Recorded data
• • •

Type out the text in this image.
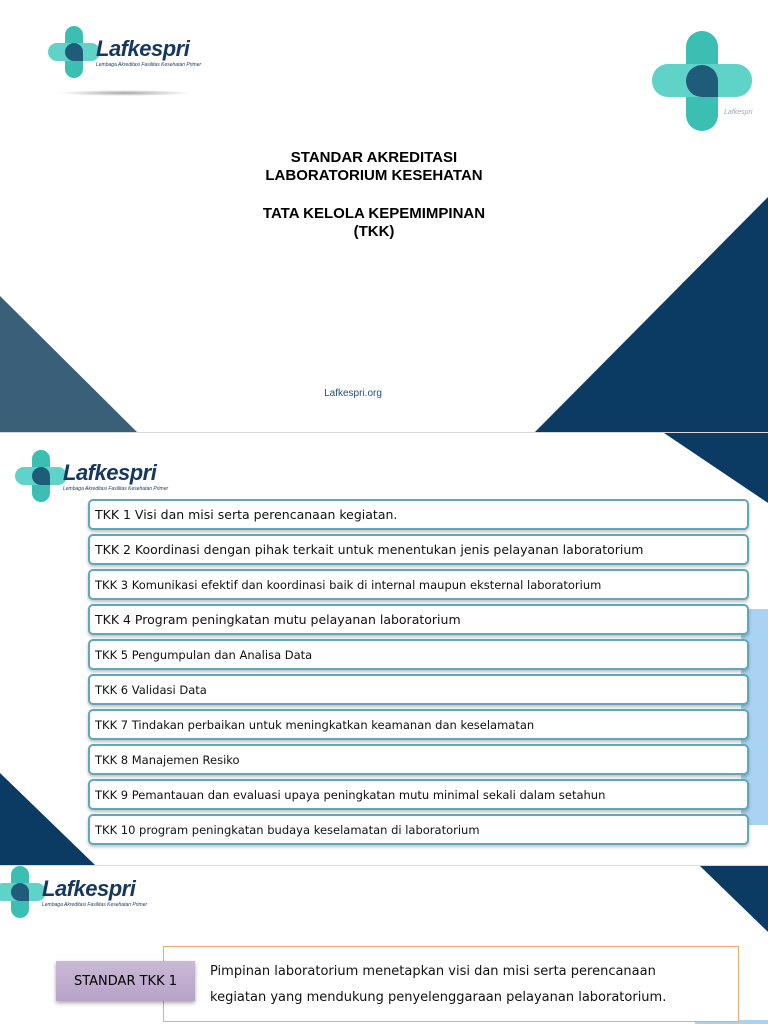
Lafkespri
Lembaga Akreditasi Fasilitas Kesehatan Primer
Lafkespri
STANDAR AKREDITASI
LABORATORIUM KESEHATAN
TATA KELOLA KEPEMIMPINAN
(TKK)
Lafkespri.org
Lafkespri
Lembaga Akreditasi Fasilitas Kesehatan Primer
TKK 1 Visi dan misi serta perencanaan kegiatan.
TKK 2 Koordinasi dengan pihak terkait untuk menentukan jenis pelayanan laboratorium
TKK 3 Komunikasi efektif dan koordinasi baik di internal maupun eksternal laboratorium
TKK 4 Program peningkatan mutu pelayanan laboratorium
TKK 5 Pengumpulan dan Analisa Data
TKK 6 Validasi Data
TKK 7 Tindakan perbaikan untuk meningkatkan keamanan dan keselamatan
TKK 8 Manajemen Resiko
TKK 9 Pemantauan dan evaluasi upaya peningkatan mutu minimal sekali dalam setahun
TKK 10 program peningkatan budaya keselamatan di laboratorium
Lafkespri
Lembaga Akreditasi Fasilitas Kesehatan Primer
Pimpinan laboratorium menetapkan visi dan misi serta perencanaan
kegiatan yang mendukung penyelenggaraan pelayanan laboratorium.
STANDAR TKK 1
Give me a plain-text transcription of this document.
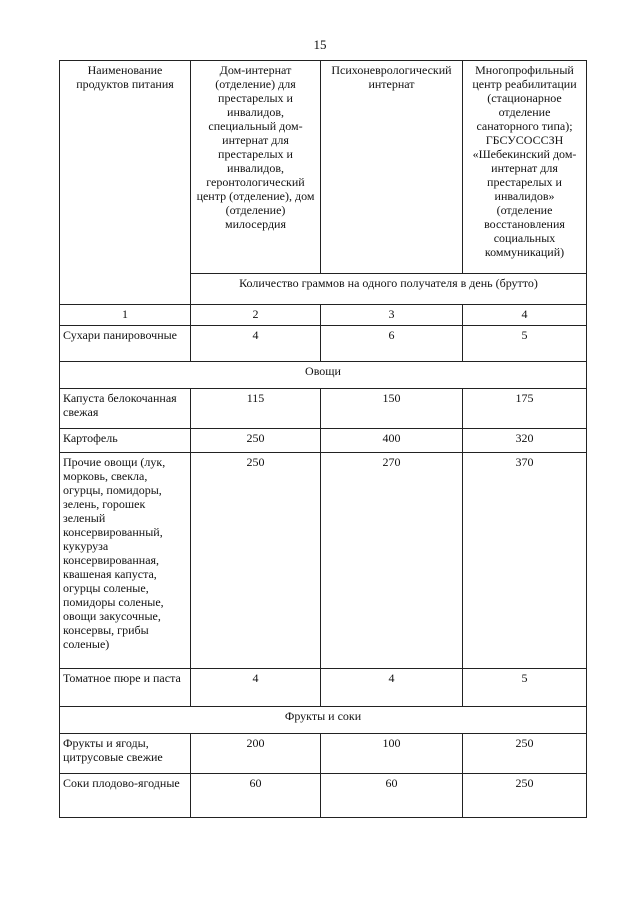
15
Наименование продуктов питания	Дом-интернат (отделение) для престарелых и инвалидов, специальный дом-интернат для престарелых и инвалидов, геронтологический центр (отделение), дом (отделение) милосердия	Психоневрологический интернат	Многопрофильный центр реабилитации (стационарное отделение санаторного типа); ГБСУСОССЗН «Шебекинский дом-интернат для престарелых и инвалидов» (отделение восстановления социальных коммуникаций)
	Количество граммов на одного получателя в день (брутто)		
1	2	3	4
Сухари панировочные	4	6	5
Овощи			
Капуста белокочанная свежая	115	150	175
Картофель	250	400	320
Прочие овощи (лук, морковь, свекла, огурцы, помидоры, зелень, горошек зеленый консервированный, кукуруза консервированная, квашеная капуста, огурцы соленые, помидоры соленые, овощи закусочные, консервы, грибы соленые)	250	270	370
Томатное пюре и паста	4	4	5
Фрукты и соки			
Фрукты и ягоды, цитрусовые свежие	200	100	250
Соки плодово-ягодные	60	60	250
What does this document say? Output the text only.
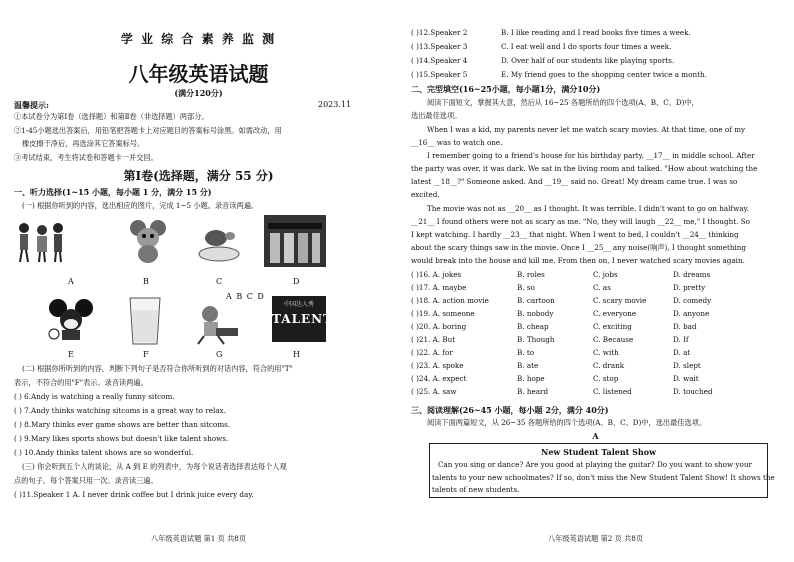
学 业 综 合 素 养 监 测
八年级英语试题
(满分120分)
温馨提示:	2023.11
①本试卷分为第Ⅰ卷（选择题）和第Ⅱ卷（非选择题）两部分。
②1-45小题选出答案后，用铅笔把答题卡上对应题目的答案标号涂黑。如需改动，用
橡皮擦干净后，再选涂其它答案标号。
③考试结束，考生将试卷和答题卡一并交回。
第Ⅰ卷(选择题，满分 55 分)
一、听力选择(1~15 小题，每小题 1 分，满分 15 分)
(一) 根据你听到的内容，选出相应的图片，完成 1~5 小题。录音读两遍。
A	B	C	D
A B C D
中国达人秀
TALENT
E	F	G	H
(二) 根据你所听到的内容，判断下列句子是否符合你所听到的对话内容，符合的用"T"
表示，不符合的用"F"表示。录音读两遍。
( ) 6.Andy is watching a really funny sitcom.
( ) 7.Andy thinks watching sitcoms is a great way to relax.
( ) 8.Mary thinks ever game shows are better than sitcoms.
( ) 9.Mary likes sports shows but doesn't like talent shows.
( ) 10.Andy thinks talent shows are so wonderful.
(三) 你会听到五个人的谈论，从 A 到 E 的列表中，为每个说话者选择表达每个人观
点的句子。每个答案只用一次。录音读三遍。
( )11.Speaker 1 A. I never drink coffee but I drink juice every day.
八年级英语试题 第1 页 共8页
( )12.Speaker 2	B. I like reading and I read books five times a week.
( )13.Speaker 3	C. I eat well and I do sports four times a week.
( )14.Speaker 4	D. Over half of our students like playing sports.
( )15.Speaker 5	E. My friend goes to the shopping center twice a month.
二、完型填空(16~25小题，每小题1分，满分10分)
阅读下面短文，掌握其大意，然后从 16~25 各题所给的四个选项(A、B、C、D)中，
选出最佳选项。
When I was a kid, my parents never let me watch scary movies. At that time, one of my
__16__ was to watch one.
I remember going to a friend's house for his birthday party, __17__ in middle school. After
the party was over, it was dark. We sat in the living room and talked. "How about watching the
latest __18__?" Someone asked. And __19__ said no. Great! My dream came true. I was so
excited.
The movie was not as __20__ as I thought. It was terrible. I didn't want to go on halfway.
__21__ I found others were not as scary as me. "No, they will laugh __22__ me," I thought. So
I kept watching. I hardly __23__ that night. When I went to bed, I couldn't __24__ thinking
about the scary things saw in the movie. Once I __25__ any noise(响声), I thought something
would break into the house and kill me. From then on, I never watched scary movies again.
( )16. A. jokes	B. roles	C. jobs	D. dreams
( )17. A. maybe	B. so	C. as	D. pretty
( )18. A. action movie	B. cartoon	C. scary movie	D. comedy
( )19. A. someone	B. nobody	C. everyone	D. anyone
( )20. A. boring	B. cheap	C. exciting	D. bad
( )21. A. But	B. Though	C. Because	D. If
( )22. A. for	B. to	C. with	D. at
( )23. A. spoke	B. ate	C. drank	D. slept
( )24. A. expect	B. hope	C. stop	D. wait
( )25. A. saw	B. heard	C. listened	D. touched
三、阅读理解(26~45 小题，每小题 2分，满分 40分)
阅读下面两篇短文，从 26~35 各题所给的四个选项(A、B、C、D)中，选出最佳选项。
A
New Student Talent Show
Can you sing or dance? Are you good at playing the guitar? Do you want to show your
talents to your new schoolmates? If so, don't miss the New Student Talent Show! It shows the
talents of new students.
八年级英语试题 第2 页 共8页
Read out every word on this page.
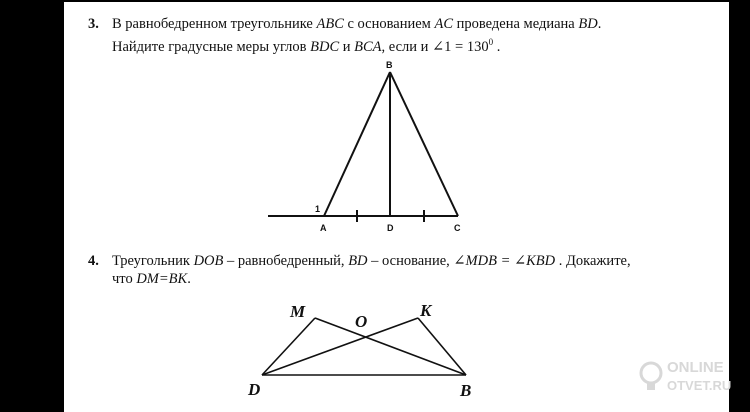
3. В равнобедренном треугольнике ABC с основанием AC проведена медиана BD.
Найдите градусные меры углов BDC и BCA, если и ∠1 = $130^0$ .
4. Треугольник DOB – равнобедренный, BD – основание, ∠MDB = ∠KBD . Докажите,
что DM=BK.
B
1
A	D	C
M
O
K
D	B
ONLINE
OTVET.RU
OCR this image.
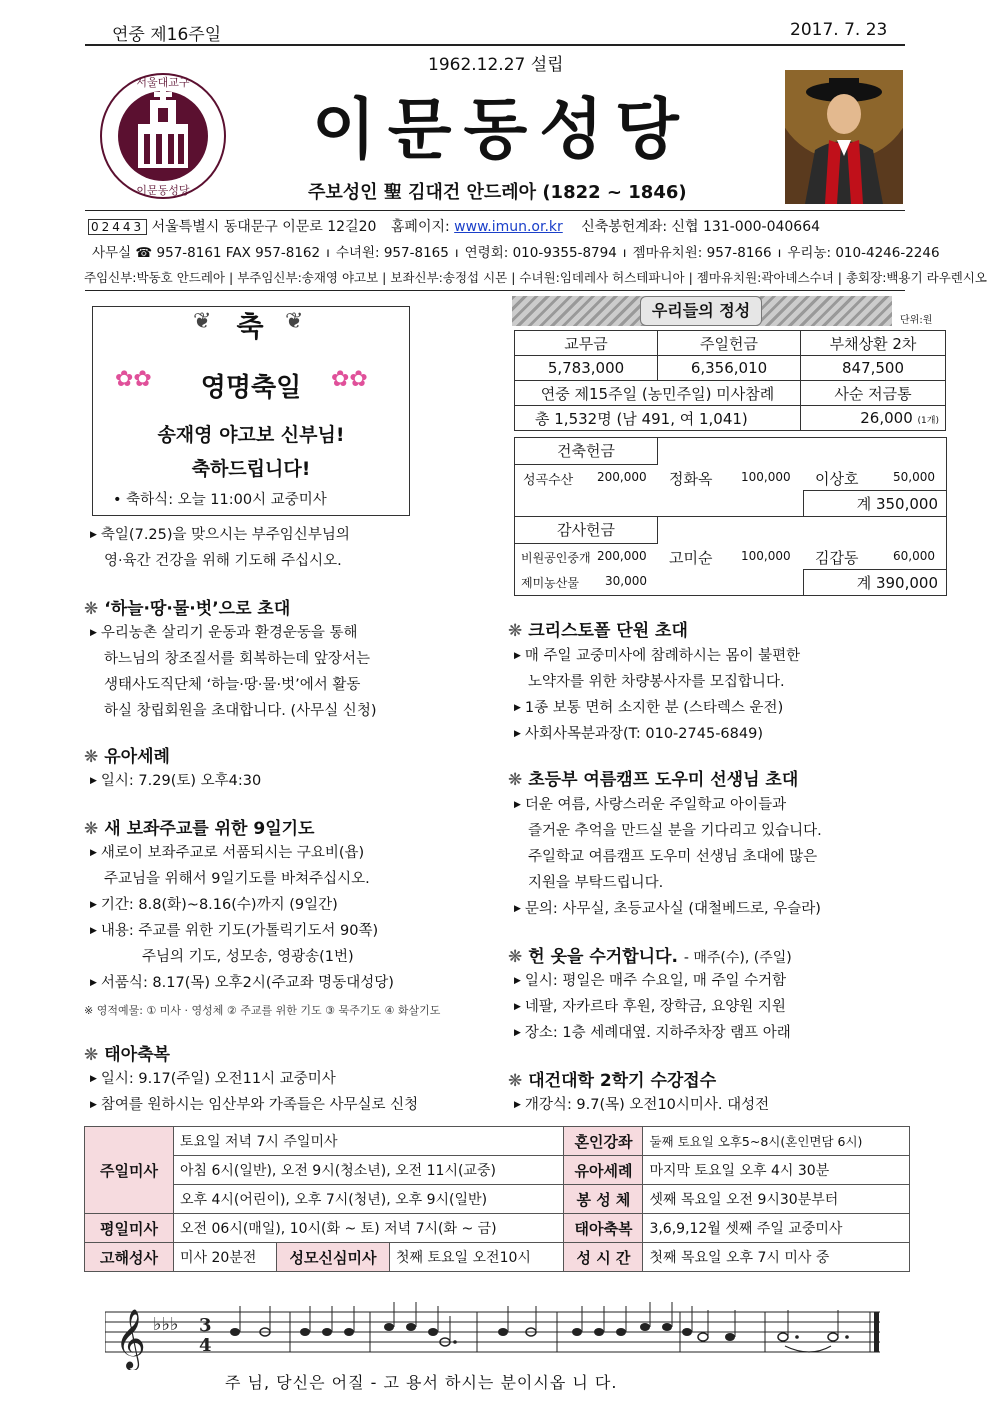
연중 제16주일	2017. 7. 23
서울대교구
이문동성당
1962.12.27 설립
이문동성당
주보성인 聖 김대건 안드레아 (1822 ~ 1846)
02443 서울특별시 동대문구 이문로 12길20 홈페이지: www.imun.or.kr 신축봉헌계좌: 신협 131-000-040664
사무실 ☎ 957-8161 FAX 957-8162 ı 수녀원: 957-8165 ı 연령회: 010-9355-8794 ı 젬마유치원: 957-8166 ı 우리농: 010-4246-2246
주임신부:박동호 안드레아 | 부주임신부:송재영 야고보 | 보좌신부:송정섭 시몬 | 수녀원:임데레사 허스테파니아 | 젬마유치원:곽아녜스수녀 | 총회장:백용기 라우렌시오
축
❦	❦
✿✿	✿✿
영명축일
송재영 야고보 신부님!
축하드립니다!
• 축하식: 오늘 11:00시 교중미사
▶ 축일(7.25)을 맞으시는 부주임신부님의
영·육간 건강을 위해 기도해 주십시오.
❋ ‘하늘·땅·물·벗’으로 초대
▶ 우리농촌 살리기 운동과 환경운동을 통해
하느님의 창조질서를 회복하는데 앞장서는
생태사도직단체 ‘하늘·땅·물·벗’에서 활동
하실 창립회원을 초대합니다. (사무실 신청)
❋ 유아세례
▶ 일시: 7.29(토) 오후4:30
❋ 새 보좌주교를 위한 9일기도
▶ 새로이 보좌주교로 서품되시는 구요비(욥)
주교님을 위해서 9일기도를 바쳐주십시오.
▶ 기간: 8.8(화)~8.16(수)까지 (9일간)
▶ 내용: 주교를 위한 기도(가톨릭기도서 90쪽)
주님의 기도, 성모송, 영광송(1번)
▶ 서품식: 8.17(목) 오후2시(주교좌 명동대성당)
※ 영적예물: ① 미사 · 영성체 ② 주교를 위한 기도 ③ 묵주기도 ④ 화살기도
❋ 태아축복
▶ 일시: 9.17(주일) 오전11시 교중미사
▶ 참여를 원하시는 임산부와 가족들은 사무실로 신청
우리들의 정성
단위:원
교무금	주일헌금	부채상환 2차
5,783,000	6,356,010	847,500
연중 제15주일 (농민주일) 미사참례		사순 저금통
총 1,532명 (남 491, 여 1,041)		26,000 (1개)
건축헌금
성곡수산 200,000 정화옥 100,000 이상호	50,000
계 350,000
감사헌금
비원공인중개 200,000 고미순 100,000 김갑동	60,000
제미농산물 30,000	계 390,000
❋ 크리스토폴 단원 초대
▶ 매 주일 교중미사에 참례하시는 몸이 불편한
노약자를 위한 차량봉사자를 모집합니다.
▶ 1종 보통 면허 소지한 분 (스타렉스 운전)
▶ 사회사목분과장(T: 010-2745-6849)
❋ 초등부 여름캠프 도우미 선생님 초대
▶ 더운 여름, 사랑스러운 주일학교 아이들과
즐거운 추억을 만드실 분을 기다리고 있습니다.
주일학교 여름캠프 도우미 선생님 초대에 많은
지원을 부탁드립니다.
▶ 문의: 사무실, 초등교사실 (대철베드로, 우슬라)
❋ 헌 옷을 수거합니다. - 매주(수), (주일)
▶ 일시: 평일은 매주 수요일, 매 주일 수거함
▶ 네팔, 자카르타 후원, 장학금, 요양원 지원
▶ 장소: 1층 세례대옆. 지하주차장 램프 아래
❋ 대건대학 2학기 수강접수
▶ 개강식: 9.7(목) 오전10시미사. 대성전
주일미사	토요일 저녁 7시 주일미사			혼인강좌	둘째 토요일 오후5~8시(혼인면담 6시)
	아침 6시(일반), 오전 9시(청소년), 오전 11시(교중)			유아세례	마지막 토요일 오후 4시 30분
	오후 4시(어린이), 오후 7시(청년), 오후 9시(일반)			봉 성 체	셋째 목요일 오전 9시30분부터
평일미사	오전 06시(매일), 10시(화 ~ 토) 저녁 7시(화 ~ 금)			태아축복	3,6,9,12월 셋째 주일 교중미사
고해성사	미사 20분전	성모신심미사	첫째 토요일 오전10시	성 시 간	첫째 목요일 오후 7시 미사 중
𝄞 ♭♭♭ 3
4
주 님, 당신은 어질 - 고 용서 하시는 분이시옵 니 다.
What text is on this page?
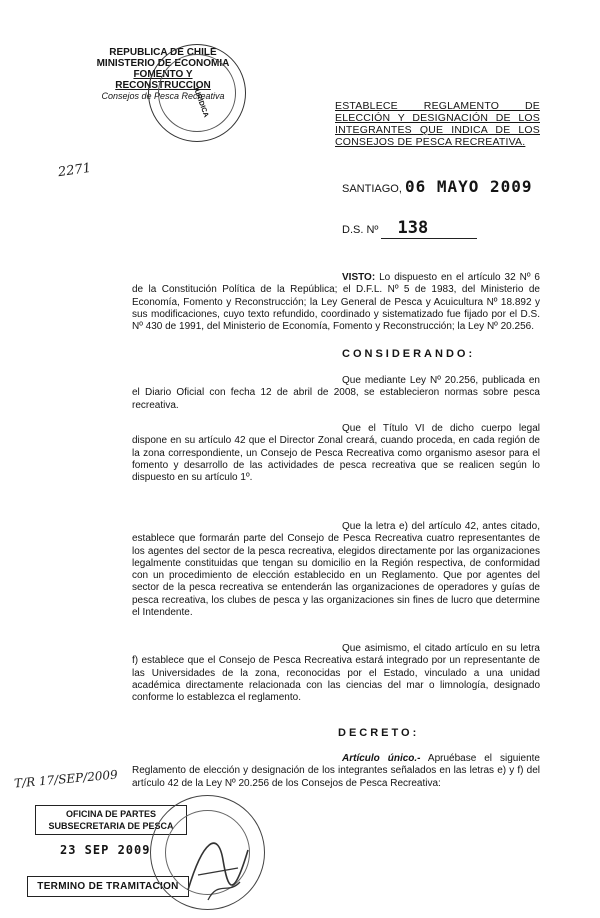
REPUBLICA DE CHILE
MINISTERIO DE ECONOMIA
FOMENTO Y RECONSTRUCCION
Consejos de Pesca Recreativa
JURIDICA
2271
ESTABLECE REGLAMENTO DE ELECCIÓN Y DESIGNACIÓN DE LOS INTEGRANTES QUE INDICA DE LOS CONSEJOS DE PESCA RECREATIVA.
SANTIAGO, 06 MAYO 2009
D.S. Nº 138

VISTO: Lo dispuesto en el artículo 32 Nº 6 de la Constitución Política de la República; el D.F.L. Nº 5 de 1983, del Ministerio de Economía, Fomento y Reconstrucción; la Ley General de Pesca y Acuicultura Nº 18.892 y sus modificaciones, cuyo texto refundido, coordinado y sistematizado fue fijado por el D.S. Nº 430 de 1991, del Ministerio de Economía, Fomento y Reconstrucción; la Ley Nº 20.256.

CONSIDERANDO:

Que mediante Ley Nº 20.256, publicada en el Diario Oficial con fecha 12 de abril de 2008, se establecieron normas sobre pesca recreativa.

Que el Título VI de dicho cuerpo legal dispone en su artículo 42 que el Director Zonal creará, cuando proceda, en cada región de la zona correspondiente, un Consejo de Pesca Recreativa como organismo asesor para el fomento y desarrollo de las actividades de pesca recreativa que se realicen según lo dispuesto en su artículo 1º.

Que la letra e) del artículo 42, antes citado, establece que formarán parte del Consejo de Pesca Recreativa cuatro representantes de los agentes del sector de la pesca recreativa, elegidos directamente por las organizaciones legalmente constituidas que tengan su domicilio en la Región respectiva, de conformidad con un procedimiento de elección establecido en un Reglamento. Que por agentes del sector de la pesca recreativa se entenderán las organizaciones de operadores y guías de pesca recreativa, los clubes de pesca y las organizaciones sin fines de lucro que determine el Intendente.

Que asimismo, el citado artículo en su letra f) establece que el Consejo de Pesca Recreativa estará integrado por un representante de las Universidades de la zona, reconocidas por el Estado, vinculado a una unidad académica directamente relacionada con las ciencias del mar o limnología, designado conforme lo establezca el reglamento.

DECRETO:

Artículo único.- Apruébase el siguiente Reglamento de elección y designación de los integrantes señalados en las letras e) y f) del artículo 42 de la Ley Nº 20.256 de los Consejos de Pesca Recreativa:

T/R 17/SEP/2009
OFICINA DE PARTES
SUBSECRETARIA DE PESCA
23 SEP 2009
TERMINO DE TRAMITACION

• • •

Pick out the lines containing the word "shows" and show them.

( ) 8.Mary thinks ever game shows are better than sitcoms.
( ) 9.Mary likes sports shows but doesn't like talent shows.
( ) 10.Andy thinks talent shows are so wonderful.
talents to your new schoolmates? If so, don't miss the New Student Talent Show! It shows the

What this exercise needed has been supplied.